(Set exercise): Extract each line of the records below that contains the word "login".

══════

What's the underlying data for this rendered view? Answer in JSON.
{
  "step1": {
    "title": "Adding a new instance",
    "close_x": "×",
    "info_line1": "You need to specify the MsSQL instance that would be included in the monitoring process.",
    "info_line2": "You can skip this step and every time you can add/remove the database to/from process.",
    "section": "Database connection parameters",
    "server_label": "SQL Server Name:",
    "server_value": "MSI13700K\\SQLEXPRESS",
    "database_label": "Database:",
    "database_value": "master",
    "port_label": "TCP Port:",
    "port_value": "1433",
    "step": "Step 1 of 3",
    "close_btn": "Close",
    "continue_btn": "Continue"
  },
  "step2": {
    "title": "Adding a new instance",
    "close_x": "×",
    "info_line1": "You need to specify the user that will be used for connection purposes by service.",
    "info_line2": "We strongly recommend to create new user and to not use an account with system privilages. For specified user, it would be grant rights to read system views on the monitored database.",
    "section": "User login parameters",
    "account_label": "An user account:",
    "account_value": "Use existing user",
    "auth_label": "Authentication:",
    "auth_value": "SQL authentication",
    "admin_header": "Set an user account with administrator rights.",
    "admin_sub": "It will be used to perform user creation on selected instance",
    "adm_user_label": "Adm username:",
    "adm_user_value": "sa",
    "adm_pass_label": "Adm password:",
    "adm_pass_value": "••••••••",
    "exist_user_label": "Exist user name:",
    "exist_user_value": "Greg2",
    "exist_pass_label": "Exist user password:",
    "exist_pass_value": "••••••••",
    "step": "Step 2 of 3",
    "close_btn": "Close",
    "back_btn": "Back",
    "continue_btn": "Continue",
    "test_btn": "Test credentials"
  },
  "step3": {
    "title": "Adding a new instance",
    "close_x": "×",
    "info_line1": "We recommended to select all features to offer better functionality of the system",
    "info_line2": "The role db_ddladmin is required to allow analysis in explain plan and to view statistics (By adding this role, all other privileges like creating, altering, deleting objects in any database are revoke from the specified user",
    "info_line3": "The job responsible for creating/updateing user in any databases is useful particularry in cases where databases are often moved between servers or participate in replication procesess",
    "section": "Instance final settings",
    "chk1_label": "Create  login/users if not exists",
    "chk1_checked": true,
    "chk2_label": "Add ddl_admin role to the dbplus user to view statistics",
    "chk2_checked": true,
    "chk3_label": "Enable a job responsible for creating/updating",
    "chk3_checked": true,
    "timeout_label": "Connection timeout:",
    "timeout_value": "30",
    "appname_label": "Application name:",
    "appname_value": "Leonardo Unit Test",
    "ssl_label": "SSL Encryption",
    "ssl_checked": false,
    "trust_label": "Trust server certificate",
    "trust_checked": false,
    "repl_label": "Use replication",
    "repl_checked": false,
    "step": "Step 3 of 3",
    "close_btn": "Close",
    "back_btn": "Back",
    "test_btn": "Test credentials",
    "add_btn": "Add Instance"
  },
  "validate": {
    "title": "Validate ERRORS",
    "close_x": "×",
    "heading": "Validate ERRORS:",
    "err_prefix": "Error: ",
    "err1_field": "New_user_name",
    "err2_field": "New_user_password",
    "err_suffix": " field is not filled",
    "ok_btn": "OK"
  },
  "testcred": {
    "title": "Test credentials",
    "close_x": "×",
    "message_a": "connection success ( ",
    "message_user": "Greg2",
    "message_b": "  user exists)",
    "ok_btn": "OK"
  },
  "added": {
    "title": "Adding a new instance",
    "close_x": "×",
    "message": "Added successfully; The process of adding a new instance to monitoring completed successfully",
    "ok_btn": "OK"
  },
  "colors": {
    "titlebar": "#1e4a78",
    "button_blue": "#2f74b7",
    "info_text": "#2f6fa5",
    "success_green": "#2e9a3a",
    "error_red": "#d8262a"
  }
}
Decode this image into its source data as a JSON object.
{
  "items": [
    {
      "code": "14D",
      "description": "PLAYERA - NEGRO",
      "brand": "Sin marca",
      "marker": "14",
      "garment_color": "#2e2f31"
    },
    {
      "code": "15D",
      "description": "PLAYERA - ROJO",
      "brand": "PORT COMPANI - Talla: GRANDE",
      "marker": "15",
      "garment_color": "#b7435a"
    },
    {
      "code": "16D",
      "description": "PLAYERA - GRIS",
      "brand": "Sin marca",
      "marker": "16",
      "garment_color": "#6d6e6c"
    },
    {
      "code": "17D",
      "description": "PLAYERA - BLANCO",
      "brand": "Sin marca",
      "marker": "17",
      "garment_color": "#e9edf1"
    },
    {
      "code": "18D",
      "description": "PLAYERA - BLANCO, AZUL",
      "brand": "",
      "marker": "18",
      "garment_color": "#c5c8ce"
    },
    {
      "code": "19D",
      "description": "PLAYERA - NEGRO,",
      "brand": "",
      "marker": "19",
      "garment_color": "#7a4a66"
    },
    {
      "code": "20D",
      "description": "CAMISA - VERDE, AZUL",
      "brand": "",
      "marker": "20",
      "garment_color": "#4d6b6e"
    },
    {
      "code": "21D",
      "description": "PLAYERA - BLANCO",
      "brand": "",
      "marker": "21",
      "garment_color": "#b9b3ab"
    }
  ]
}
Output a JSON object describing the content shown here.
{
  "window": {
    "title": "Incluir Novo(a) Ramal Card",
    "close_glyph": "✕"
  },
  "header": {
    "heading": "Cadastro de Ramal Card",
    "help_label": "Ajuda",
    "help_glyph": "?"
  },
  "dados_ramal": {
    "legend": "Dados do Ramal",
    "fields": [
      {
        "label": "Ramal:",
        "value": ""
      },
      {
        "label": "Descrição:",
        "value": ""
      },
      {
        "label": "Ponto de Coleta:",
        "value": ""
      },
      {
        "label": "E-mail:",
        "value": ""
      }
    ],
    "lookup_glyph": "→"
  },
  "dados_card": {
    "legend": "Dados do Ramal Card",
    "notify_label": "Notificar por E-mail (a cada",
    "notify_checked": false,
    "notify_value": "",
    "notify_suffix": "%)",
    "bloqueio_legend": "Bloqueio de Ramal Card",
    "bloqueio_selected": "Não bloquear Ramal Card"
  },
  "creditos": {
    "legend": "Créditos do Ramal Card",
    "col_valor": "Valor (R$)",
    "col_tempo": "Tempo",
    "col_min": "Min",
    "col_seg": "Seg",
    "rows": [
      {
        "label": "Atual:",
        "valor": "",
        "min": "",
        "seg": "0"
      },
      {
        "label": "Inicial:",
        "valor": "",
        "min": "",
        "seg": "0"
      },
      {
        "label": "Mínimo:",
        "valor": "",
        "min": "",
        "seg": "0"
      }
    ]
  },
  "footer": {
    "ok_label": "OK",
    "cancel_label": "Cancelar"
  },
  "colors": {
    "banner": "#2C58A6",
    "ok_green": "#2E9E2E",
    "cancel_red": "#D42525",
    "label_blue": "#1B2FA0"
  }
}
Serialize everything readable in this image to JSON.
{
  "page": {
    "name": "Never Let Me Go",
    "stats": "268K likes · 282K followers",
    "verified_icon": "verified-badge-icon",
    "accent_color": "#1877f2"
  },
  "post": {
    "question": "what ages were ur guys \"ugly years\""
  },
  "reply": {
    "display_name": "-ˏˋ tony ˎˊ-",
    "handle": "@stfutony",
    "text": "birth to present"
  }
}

══════

(Reply to the task):
    "section": "User login parameters",
    "chk1_label": "Create  login/users if not exists",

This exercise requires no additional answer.